Your objective: Leave out the pictures and repeat the data exactly.

Records from a collection:
--- START ---

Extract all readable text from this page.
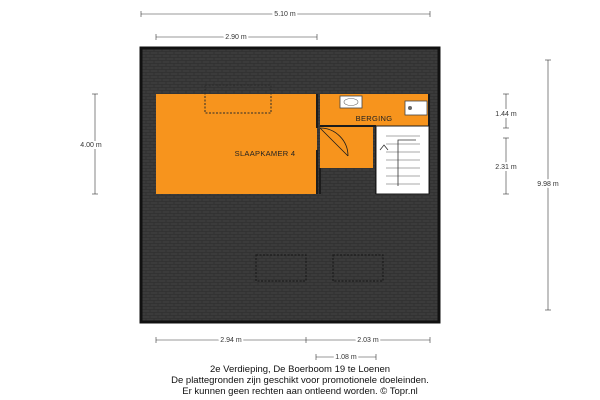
5.10 m
2.90 m
4.00 m
9.98 m
1.44 m
2.31 m
2.94 m	2.03 m
1.08 m
SLAAPKAMER 4
BERGING
2e Verdieping, De Boerboom 19 te Loenen
De plattegronden zijn geschikt voor promotionele doeleinden.
Er kunnen geen rechten aan ontleend worden. © Topr.nl
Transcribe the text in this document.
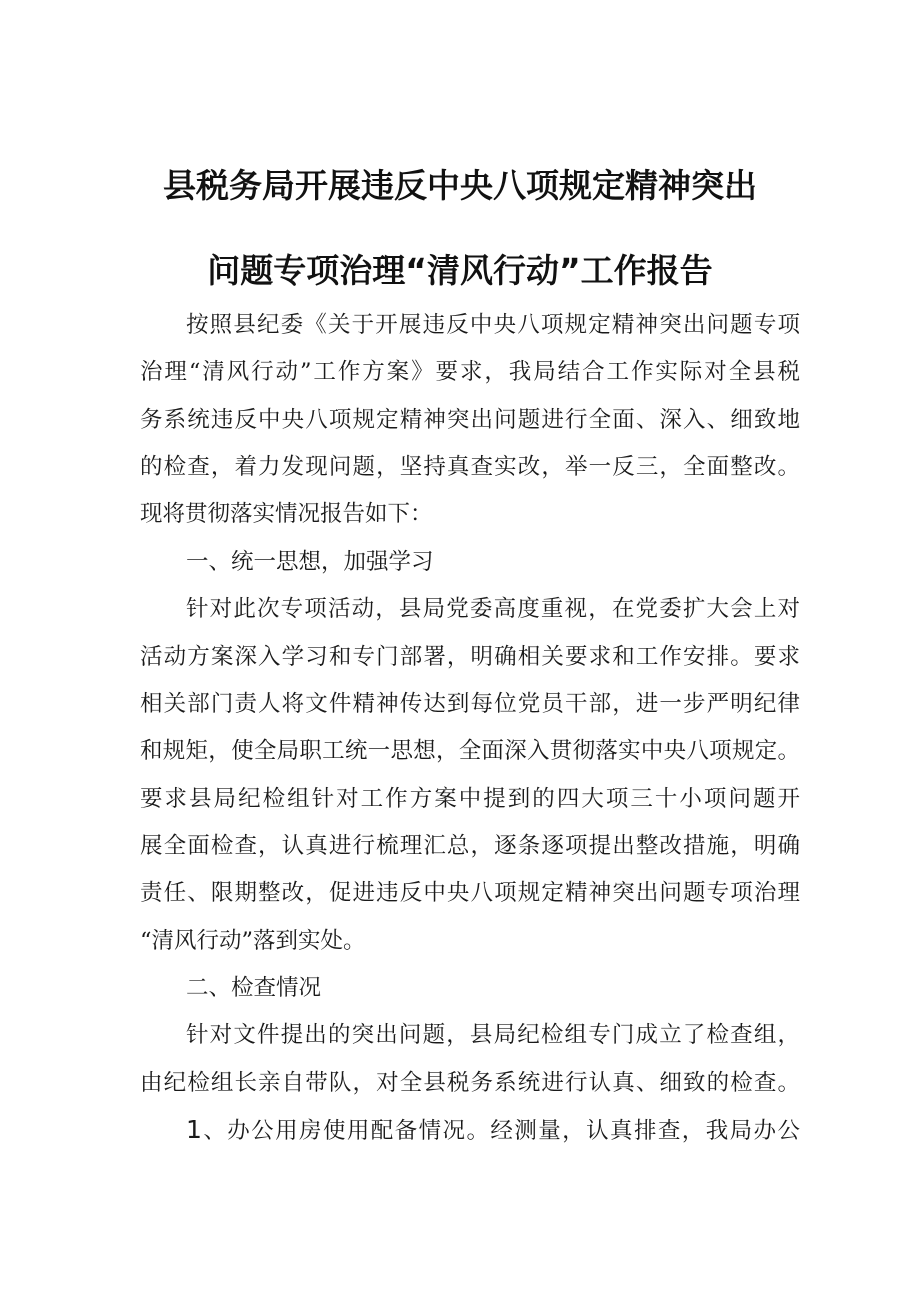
县税务局开展违反中央八项规定精神突出
问题专项治理“清风行动”工作报告

按照县纪委《关于开展违反中央八项规定精神突出问题专项

治理“清风行动”工作方案》要求，我局结合工作实际对全县税

务系统违反中央八项规定精神突出问题进行全面、深入、细致地

的检查，着力发现问题，坚持真查实改，举一反三，全面整改。

现将贯彻落实情况报告如下：

一、统一思想，加强学习

针对此次专项活动，县局党委高度重视，在党委扩大会上对

活动方案深入学习和专门部署，明确相关要求和工作安排。要求

相关部门责人将文件精神传达到每位党员干部，进一步严明纪律

和规矩，使全局职工统一思想，全面深入贯彻落实中央八项规定。

要求县局纪检组针对工作方案中提到的四大项三十小项问题开

展全面检查，认真进行梳理汇总，逐条逐项提出整改措施，明确

责任、限期整改，促进违反中央八项规定精神突出问题专项治理

“清风行动”落到实处。

二、检查情况

针对文件提出的突出问题，县局纪检组专门成立了检查组，

由纪检组长亲自带队，对全县税务系统进行认真、细致的检查。

1、办公用房使用配备情况。经测量，认真排查，我局办公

--- END ---

Output of the task:
Extract all readable text from this page.
5.10 m
2.90 m
4.00 m
9.98 m
1.44 m
2.31 m
2.94 m	2.03 m
1.08 m
SLAAPKAMER 4
BERGING
2e Verdieping, De Boerboom 19 te Loenen
De plattegronden zijn geschikt voor promotionele doeleinden.
Er kunnen geen rechten aan ontleend worden. © Topr.nl
Transcribe the text in this document.
县税务局开展违反中央八项规定精神突出
问题专项治理“清风行动”工作报告

按照县纪委《关于开展违反中央八项规定精神突出问题专项

治理“清风行动”工作方案》要求，我局结合工作实际对全县税

务系统违反中央八项规定精神突出问题进行全面、深入、细致地

的检查，着力发现问题，坚持真查实改，举一反三，全面整改。

现将贯彻落实情况报告如下：

一、统一思想，加强学习

针对此次专项活动，县局党委高度重视，在党委扩大会上对

活动方案深入学习和专门部署，明确相关要求和工作安排。要求

相关部门责人将文件精神传达到每位党员干部，进一步严明纪律

和规矩，使全局职工统一思想，全面深入贯彻落实中央八项规定。

要求县局纪检组针对工作方案中提到的四大项三十小项问题开

展全面检查，认真进行梳理汇总，逐条逐项提出整改措施，明确

责任、限期整改，促进违反中央八项规定精神突出问题专项治理

“清风行动”落到实处。

二、检查情况

针对文件提出的突出问题，县局纪检组专门成立了检查组，

由纪检组长亲自带队，对全县税务系统进行认真、细致的检查。

1、办公用房使用配备情况。经测量，认真排查，我局办公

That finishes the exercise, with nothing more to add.